● **Documento de origem**:
● ● ● ●
Os Seljúcidas introduziram ou popularizaram elementos que hoje parecem inseparáveis das grandes mesquitas persas:

  • grandes iwans (portais monumentais);
  • cúpulas mais sofisticadas;
  • muqarnas ("estalactites" arquitetônicas);
  • decoração em tijolos formando padrões geométricos.

A geometria deixava de ser apenas decoração superficial e passava a organizar toda a arquitetura.

O florescimento no Ocidente Islâmico

Enquanto Bagdá florescia no Oriente, outra tradição se desenvolvia na Península Ibérica.

Al-Andalus, governada por Omíadas, Almorávidas, Almóadas e Nasridas, tornou-se um dos maiores centros culturais da Europa medieval.

Foi ali que nasceram algumas das obras mais refinadas da arquitetura islâmica.

A Grande Mesquita de Córdoba introduziu soluções espaciais inovadoras, enquanto a Alhambra, em Granada, levou os padrões geométricos a um nível extraordinário de complexidade.

Suas paredes praticamente desaparecem sob uma combinação de estuques, inscrições caligráficas, mosaicos e tesselações que parecem se expandir infinitamente. Não por acaso, a Alhambra continua sendo uma das maiores referências para artistas e pesquisadores da geometria islâmica.


Mongóis, Timuridas e a explosão da geometria


Após a invasão mongol do século XIII, muitos imaginavam que a tradição artística islâmica desapareceria. O resultado foi exatamente o oposto.

Os governantes mongóis convertidos ao Islã passaram a patrocinar artistas persas, dando origem ao Ilkhanato e, posteriormente, ao Império Timúrida.
● ● ● ●
● **Dados de origem**:
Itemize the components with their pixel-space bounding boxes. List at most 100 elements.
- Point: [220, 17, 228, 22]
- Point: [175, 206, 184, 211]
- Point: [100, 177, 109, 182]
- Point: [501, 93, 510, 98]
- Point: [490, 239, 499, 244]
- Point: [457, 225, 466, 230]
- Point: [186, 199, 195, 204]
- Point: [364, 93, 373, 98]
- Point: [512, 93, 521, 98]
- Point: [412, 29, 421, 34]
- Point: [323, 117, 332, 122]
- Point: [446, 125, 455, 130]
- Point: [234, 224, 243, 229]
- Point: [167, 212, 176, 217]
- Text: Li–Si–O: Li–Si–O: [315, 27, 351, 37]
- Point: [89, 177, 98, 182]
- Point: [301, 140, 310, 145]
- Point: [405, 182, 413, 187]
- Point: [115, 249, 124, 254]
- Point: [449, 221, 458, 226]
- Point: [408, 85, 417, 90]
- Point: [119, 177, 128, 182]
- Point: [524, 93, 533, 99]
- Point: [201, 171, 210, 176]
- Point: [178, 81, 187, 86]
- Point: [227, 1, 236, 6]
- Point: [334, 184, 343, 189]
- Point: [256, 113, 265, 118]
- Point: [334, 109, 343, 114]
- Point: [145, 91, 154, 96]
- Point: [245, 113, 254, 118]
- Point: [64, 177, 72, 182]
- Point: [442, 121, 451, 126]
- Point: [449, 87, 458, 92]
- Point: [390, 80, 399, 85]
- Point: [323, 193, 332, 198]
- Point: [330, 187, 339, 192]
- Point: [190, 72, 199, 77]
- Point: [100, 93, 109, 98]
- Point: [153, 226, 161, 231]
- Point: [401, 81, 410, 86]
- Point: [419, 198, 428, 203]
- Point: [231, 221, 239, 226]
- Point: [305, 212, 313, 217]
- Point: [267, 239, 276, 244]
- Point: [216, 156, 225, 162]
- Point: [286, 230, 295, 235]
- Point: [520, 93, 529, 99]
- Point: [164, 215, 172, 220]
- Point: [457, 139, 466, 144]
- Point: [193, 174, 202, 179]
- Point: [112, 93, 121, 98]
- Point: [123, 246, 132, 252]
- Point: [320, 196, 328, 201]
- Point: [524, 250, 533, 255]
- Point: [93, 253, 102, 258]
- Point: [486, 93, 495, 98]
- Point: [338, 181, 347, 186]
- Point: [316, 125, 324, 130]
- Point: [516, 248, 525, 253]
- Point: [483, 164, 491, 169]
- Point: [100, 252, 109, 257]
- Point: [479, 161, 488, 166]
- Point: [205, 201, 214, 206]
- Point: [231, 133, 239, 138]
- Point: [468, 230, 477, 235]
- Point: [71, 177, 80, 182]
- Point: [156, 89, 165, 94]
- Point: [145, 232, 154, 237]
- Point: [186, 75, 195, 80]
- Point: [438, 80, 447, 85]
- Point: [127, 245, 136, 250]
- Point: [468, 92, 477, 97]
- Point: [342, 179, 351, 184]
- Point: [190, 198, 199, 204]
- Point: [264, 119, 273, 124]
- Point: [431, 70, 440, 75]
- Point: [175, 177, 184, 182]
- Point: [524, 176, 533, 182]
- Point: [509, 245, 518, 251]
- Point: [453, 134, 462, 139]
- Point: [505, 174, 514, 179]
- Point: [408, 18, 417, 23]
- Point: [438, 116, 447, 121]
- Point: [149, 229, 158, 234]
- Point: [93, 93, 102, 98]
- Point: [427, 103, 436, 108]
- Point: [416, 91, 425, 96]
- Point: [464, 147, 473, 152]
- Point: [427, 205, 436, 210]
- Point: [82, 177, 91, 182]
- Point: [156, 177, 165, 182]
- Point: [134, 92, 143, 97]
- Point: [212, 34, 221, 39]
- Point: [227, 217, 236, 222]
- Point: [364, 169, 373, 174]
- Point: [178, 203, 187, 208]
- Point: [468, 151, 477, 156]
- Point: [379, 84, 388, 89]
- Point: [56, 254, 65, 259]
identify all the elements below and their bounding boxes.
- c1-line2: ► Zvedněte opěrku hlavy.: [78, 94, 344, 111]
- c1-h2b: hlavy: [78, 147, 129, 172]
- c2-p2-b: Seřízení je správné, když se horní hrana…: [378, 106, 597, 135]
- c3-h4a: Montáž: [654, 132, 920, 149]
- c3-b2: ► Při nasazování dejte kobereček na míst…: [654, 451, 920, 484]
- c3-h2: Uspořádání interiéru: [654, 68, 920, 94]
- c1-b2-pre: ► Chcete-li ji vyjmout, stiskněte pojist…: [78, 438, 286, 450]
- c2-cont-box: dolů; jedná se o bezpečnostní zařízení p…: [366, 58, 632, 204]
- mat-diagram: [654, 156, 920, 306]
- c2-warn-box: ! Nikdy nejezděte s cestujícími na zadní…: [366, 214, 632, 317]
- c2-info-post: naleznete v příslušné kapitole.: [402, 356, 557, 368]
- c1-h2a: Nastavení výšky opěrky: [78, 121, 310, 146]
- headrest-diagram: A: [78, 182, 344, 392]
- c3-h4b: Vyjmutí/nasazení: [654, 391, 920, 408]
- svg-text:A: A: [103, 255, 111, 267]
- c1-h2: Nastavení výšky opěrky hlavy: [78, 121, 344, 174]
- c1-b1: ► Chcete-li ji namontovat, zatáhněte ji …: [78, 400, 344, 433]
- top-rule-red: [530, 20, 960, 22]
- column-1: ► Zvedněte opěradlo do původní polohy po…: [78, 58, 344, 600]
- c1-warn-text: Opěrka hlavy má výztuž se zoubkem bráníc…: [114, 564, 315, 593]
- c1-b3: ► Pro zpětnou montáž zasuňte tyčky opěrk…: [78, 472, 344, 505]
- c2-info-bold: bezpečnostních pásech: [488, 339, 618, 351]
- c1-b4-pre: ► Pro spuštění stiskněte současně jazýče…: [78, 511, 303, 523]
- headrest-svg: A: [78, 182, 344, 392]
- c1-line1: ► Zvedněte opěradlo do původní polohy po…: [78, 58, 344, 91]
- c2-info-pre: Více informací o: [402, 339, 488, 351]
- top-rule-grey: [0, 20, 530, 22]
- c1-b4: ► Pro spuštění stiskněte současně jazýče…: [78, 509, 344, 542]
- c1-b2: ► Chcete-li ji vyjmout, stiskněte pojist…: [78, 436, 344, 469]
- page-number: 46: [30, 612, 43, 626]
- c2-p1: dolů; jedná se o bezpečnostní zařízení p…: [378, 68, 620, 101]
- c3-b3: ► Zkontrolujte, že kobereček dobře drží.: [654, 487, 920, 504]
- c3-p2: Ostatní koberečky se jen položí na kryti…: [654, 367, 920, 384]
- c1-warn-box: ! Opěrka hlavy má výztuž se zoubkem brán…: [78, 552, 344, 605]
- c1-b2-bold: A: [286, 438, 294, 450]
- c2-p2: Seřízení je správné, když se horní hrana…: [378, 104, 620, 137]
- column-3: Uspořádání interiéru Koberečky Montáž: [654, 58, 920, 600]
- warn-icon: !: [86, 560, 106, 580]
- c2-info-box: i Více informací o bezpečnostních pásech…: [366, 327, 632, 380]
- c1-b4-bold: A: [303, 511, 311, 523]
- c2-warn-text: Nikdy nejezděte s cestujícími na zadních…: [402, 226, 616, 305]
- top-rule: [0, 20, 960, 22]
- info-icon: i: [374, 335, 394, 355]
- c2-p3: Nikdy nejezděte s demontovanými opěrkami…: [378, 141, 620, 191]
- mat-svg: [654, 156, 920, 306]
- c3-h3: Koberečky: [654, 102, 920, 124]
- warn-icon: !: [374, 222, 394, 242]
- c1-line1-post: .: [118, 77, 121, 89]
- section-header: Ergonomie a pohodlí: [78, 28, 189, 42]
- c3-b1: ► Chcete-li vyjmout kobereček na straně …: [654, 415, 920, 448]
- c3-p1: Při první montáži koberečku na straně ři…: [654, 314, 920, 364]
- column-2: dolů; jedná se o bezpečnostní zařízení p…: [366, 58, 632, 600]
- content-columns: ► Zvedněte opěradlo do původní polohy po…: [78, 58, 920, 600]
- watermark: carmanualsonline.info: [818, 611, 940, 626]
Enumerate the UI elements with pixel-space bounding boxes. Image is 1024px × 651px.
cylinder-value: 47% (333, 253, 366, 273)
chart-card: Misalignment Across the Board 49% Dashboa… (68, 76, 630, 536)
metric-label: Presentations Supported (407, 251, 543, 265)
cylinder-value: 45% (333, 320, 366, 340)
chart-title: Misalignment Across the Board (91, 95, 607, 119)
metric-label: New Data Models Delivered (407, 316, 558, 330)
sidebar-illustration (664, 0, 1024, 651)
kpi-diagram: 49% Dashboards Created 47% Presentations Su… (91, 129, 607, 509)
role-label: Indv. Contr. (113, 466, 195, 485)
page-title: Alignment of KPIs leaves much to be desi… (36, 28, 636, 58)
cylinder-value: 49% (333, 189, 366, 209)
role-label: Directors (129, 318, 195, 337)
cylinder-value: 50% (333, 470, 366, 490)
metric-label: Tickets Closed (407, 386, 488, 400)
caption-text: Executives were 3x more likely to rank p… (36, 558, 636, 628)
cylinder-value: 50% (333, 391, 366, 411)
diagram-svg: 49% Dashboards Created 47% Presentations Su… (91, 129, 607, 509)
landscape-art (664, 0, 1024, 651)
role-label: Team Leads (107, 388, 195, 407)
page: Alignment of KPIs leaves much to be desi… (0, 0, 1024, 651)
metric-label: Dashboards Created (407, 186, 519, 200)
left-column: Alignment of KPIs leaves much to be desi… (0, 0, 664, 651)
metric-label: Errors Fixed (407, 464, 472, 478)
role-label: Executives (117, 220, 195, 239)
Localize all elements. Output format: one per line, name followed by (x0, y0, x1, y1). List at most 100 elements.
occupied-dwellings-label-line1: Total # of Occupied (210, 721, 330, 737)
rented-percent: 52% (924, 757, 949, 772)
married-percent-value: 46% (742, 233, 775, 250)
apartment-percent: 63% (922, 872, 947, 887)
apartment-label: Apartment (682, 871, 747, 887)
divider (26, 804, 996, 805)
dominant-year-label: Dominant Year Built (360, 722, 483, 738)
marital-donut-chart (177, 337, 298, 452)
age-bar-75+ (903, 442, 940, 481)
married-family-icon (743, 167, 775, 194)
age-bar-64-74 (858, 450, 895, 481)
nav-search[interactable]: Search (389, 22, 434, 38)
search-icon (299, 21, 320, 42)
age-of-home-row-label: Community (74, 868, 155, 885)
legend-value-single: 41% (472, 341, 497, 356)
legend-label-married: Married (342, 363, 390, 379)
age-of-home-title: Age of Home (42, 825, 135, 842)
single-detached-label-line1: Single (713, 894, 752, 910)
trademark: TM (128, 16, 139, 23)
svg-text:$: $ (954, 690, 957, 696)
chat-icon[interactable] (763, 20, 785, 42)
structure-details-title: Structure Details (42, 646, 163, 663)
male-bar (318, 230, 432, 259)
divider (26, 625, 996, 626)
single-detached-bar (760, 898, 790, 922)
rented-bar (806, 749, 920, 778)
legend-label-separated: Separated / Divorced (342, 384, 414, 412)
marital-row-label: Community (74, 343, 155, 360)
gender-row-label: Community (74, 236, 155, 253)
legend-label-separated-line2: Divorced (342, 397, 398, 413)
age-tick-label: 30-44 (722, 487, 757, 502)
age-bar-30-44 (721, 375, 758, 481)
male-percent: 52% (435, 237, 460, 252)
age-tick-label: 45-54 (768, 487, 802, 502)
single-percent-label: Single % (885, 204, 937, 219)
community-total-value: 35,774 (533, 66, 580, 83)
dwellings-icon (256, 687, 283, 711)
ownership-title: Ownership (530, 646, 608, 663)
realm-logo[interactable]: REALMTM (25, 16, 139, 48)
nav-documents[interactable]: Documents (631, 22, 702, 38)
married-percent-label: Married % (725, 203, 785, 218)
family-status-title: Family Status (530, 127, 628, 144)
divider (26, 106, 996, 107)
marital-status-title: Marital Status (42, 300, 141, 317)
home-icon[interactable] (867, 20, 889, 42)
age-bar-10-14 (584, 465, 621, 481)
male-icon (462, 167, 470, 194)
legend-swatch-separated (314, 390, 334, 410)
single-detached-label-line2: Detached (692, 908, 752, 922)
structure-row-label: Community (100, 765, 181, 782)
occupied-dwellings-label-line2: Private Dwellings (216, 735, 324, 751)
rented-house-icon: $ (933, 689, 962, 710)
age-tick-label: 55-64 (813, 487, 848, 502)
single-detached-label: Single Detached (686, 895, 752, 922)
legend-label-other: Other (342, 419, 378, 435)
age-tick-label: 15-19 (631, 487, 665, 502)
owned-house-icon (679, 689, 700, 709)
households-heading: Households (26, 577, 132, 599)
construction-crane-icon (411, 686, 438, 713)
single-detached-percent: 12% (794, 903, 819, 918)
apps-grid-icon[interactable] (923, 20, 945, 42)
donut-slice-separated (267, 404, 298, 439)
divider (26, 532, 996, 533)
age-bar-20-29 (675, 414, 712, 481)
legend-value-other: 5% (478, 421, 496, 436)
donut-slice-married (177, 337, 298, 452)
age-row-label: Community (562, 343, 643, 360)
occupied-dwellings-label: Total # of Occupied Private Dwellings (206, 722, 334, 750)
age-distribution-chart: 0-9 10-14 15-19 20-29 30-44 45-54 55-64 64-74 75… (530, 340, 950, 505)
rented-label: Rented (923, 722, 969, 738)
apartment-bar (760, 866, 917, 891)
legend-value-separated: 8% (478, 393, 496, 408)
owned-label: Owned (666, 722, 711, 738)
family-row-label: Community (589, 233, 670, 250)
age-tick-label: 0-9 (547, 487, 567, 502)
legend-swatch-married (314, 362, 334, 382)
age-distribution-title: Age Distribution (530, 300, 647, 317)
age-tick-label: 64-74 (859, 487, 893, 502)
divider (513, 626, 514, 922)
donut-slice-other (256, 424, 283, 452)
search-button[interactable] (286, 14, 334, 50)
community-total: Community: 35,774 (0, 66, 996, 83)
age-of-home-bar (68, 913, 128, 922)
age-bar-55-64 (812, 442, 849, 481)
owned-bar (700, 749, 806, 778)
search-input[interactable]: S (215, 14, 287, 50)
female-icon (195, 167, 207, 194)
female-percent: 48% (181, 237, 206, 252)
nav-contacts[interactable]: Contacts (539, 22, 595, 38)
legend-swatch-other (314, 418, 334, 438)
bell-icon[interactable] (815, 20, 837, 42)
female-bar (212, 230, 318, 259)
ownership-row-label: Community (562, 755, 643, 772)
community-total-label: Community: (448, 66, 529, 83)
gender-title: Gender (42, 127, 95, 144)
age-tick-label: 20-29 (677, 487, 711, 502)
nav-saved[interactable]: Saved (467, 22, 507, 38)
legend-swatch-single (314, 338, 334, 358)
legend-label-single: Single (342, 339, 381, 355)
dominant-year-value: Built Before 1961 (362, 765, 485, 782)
● ● ● ●
● **Tarefas a realizar**:
(A) Segundo o texto sobre a arquitetura islâmica, quais dinastias governaram Al-Andalus?
(B) Imprima o trecho do texto sobre a arquitetura islâmica que começa com "Foi ali que" e segue até "extraordinário de complexidade.".
(C) Dê continuidade ao texto sobre a arquitetura islâmica a partir do ponto em que ele termina.

● **Resultados por tarefa**:
(A) Omíadas, Almorávidas, Almóadas e Nasridas.

(B)
Foi ali que nasceram algumas das obras mais refinadas da arquitetura islâmica.

A Grande Mesquita de Córdoba introduziu soluções espaciais inovadoras, enquanto a Alhambra, em Granada, levou os padrões geométricos a um nível extraordinário de complexidade.

(C)
Samarcanda transformou-se em um dos maiores centros culturais do mundo.

Foi nesse período que surgiram alguns dos mais impressionantes padrões geométricos já produzidos:

  • estrelas de dez, doze e dezesseis pontas;
  • mosaicos de enorme precisão;
  • padrões girih;
  • cúpulas revestidas por milhares de azulejos azuis.

Para muitos historiadores, esse representa o auge da geometria islâmica.

O apogeu da tradição persa

No século XVI, os Safávidas consolidaram o Irã moderno e transformaram Isfahan em uma das cidades mais belas do mundo.

A famosa expressão persa "Isfahan nesf-e jahan" — "Isfahan é metade do mundo" — revela o prestígio alcançado pela cidade.

Nesse período, arquitetura, urbanismo, caligrafia e geometria atingiram um equilíbrio raramente igualado.

As fachadas cobertas por mosaicos azuis, as proporções cuidadosamente estudadas e a integração entre texto, cor e padrões geométricos representam o ponto culminante de uma tradição iniciada quase novecentos anos antes.

Grande parte dos padrões ensinados atualmente em cursos de geometria islâmica deriva diretamente da arquitetura safávida.

Novas interpretações: Otomanos e Mughal

Enquanto o Irã desenvolvia sua identidade própria, outros dois grandes impérios reinterpretavam essa herança.

Os Otomanos, sediados em Istambul, combinaram a tradição persa com a monumentalidade da arquitetura bizantina. O resultado foram enormes espaços internos cobertos por cúpulas, como na Mesquita Azul e na Mesquita de Süleymaniye.

Já os Mughal levaram a arquitetura persa para a Índia, fundindo-a com tradições locais. O exemplo mais conhecido é o Taj Mahal, cuja perfeita simetria, jardins geométricos e delicadas incrustações em mármore sintetizam séculos de evolução artística.

Uma tradição em constante transformação

Quando observamos essa trajetória completa, percebemos que a arte islâmica nunca foi estática. Ela evoluiu continuamente, incorporando conhecimentos matemáticos, técnicas construtivas e influências culturais de cada região onde floresceu.

A geometria desempenhou um papel central nesse processo. O que começou como simples composições decorativas transformou-se em uma linguagem visual extremamente sofisticada, capaz de unir arte, matemática, arquitetura e espiritualidade sem depender de representações figurativas.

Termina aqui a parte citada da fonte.